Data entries
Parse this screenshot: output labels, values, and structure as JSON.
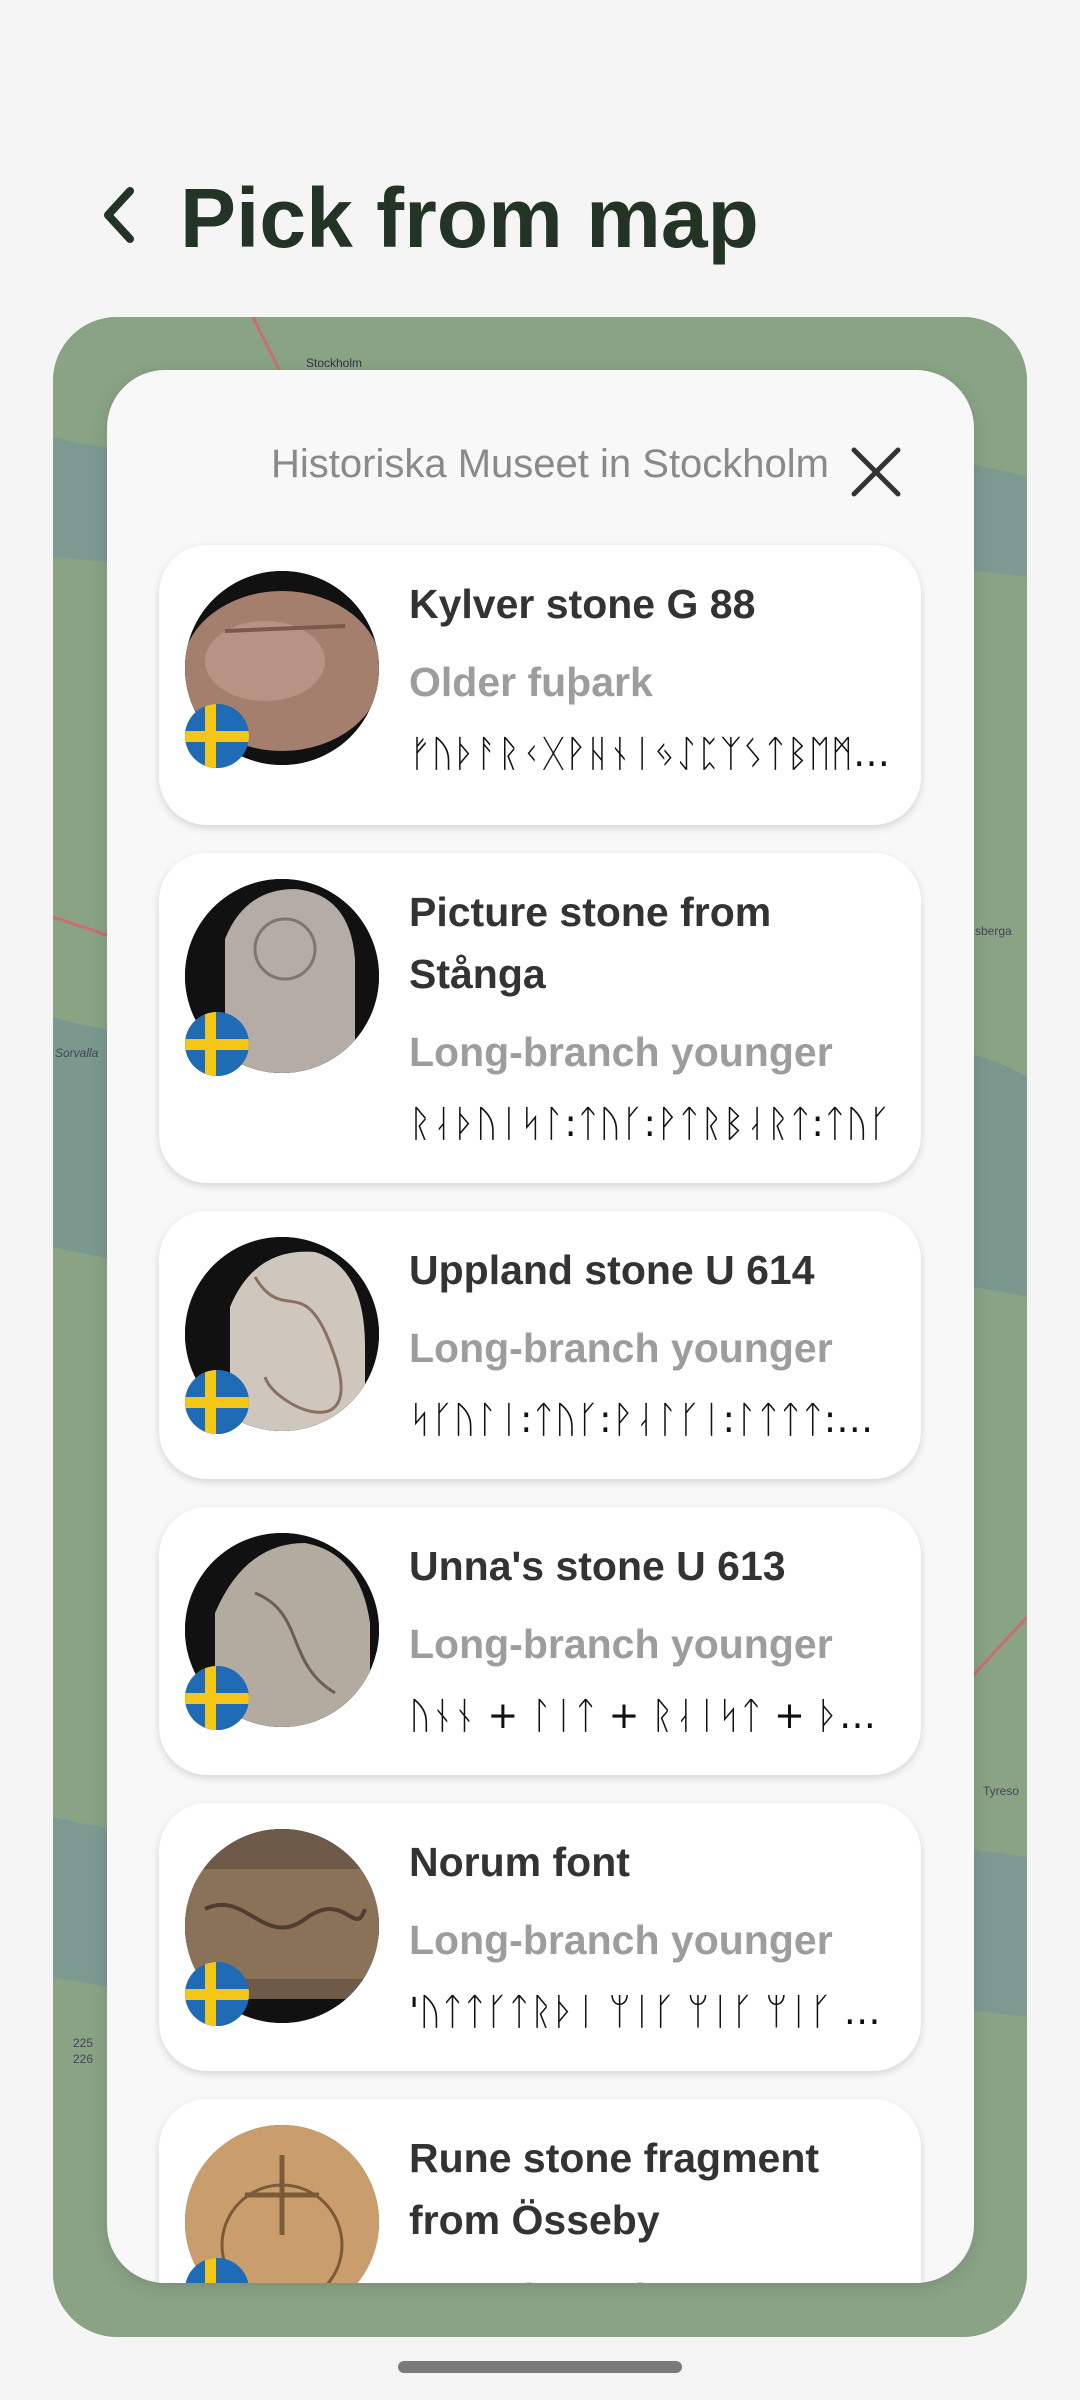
{
  "header": {
    "title": "Pick from map",
    "back_icon": "chevron-left-icon"
  },
  "map": {
    "labels": [
      "Stockholm",
      "Sorvalla",
      "sberga",
      "Tyreso",
      "225",
      "226"
    ]
  },
  "modal": {
    "location_title": "Historiska Museet in Stockholm",
    "close_icon": "close-icon"
  },
  "stones": [
    {
      "name": "Kylver stone G 88",
      "script": "Older fuþark",
      "runes": "ᚠᚢᚦᚨᚱᚲᚷᚹᚺᚾᛁᛃᛇᛈᛉᛊᛏᛒᛖᛗᛚᛜᛞᛟ",
      "flag": "sweden-flag-icon"
    },
    {
      "name": "Picture stone from Stånga",
      "script": "Long-branch younger",
      "runes": "ᚱᛆᚦᚢᛁᛋᛚ:ᛏᚢᚴ:ᚹᛏᚱᛒᛆᚱᛏ:ᛏᚢᚴ",
      "flag": "sweden-flag-icon"
    },
    {
      "name": "Uppland stone U 614",
      "script": "Long-branch younger",
      "runes": "ᛋᚴᚢᛚᛁ:ᛏᚢᚴ:ᚹᛆᛚᚴᛁ:ᛚᛏᛏᛏ:ᚱᛆᛁᛋᛏᛆ",
      "flag": "sweden-flag-icon"
    },
    {
      "name": "Unna's stone U 613",
      "script": "Long-branch younger",
      "runes": "ᚢᚾᚾ + ᛚᛁᛏ + ᚱᛆᛁᛋᛏ + ᚦᛁᚾᛋᛏ",
      "flag": "sweden-flag-icon"
    },
    {
      "name": "Norum font",
      "script": "Long-branch younger",
      "runes": "'ᚢᛏᛏᚴᛏᚱᚦᛁ ᛘᛁᚴ ᛘᛁᚴ ᛘᛁᚴ ᛘᛁᚴ",
      "flag": "sweden-flag-icon"
    },
    {
      "name": "Rune stone fragment from Össeby",
      "script": "Long-branch younger",
      "runes": "",
      "flag": "sweden-flag-icon"
    }
  ],
  "colors": {
    "title": "#233424",
    "map_green": "#86a080",
    "card_bg": "#ffffff",
    "muted_text": "#9d9d9d",
    "flag_blue": "#1f6bb5",
    "flag_yellow": "#f5c518"
  }
}
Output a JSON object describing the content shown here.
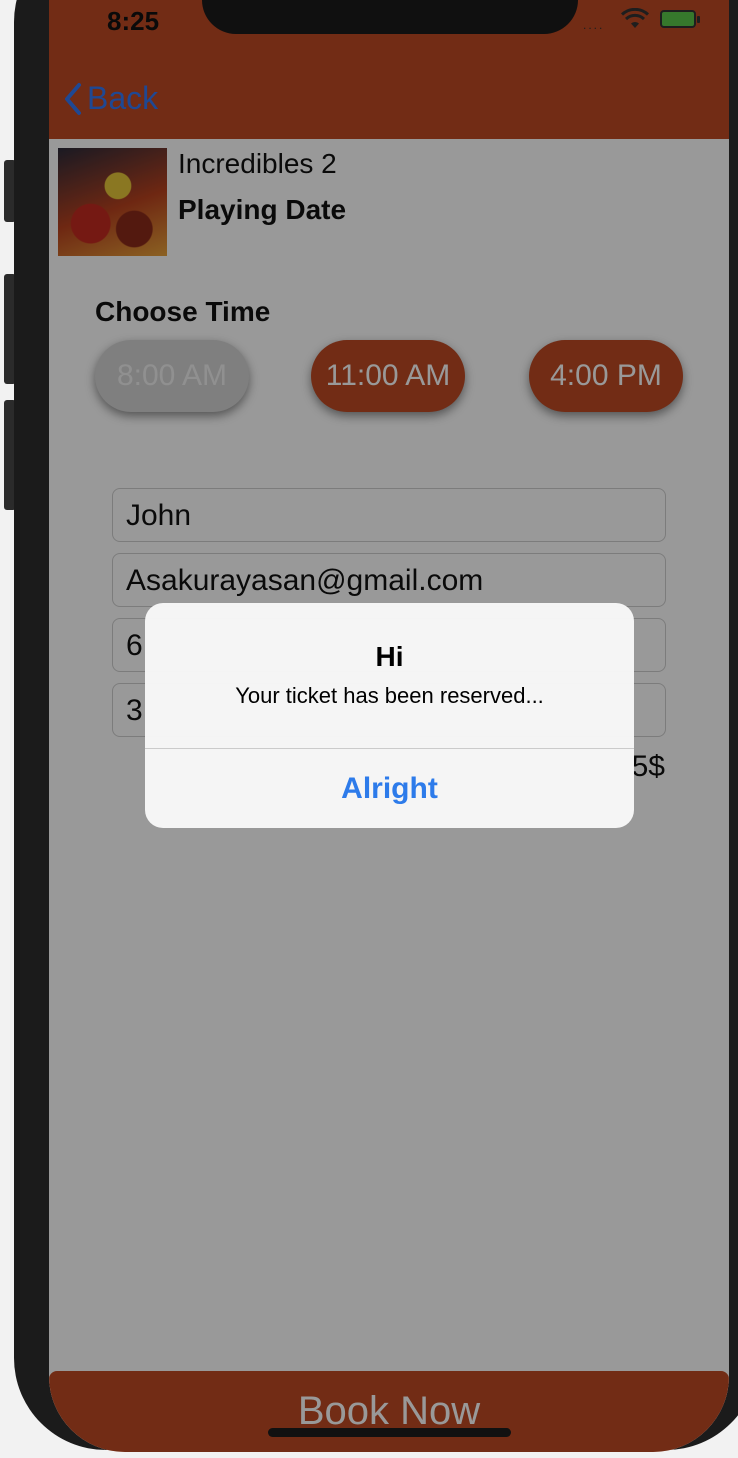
{
  "status_bar": {
    "time": "8:25",
    "signal": "....",
    "wifi_icon": "wifi-icon",
    "battery_icon": "battery-charging-icon"
  },
  "nav": {
    "back_label": "Back",
    "back_icon": "chevron-left-icon"
  },
  "movie": {
    "title": "Incredibles 2",
    "date_label": "Playing Date"
  },
  "time_section": {
    "label": "Choose Time",
    "options": [
      {
        "label": "8:00 AM",
        "state": "disabled"
      },
      {
        "label": "11:00 AM",
        "state": "available"
      },
      {
        "label": "4:00 PM",
        "state": "available"
      }
    ]
  },
  "form": {
    "name": "John",
    "email": "Asakurayasan@gmail.com",
    "field3_visible": "6",
    "field4_visible": "3"
  },
  "price_visible": "5$",
  "book_button": {
    "label": "Book Now"
  },
  "alert": {
    "title": "Hi",
    "message": "Your ticket has been reserved...",
    "action": "Alright"
  },
  "colors": {
    "brand": "#be4a23",
    "link": "#3478f6",
    "alert_action": "#2d7bea"
  }
}
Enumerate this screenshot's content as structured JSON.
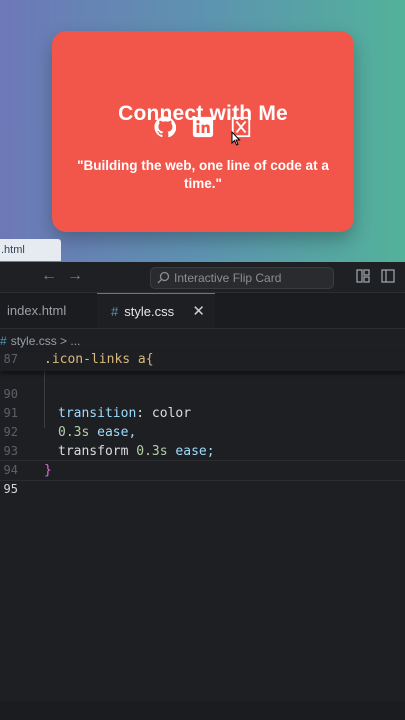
{
  "preview": {
    "card": {
      "title": "Connect with Me",
      "icons": [
        "github-icon",
        "linkedin-icon",
        "twitter-x-icon"
      ],
      "quote": "\"Building the web, one line of code at a time.\""
    },
    "file_pill": ".html",
    "colors": {
      "card": "#f2564b",
      "bg_left": "#6d78b8",
      "bg_right": "#52b29a"
    }
  },
  "editor": {
    "command_center": {
      "label": "Interactive Flip Card"
    },
    "tabs": [
      {
        "label": "index.html"
      },
      {
        "label": "style.css",
        "close": "✕"
      }
    ],
    "breadcrumb": {
      "file": "style.css",
      "trail": "> ..."
    },
    "code": {
      "sticky": {
        "number": "87",
        "text": ".icon-links a{"
      },
      "lines": [
        {
          "number": "90",
          "a": "transition",
          "b": ": color"
        },
        {
          "number": "91",
          "a": "0.3s",
          "b": " ease,"
        },
        {
          "number": "92",
          "a": "transform ",
          "b": "0.3s",
          "c": " ease;"
        },
        {
          "number": "93",
          "text": "}"
        },
        {
          "number": "94",
          "text": ""
        },
        {
          "number": "95",
          "text": ""
        }
      ]
    }
  }
}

## AIM OF THE TASK
Within the records above, how many lines include the word "JSON"? State the number by itself.

## WORKED SOLUTION
3